Write out every entry in full. Leave nothing out.
--- Data supplied Enclosed Below ---
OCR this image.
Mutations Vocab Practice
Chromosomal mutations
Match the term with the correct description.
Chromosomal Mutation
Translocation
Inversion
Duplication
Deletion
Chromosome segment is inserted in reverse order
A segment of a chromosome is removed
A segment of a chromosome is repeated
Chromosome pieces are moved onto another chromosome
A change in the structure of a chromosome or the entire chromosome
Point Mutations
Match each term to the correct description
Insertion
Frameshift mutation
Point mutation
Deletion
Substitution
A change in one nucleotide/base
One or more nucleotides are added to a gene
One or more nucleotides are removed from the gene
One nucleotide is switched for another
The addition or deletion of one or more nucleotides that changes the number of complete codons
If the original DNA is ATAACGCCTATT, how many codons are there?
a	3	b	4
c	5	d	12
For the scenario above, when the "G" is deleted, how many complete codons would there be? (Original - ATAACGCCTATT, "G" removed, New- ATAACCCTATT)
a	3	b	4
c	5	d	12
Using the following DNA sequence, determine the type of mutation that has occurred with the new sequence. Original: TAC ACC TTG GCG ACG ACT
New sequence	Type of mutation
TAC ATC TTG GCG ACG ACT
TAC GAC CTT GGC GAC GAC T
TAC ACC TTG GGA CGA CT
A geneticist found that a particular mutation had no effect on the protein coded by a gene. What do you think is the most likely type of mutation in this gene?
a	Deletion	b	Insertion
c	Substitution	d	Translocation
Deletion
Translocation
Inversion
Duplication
--- End of Enclosed Data supplied ---
» **Task response**
OCR this image.
Mutations Vocab Practice
Chromosomal mutations
Match the term with the correct description.
Chromosomal Mutation
Translocation
Inversion
Duplication
Deletion
Chromosome segment is inserted in reverse order
A segment of a chromosome is removed
A segment of a chromosome is repeated
Chromosome pieces are moved onto another chromosome
A change in the structure of a chromosome or the entire chromosome
Point Mutations
Match each term to the correct description
Insertion
Frameshift mutation
Point mutation
Deletion
Substitution
A change in one nucleotide/base
One or more nucleotides are added to a gene
One or more nucleotides are removed from the gene
One nucleotide is switched for another
The addition or deletion of one or more nucleotides that changes the number of complete codons
If the original DNA is ATAACGCCTATT, how many codons are there?
a	3	b	4
c	5	d	12
For the scenario above, when the "G" is deleted, how many complete codons would there be? (Original - ATAACGCCTATT, "G" removed, New- ATAACCCTATT)
a	3	b	4
c	5	d	12
Using the following DNA sequence, determine the type of mutation that has occurred with the new sequence. Original: TAC ACC TTG GCG ACG ACT
New sequence	Type of mutation
TAC ATC TTG GCG ACG ACT
TAC GAC CTT GGC GAC GAC T
TAC ACC TTG GGA CGA CT
A geneticist found that a particular mutation had no effect on the protein coded by a gene. What do you think is the most likely type of mutation in this gene?
a	Deletion	b	Insertion
c	Substitution	d	Translocation
Deletion
Translocation
Inversion
Duplication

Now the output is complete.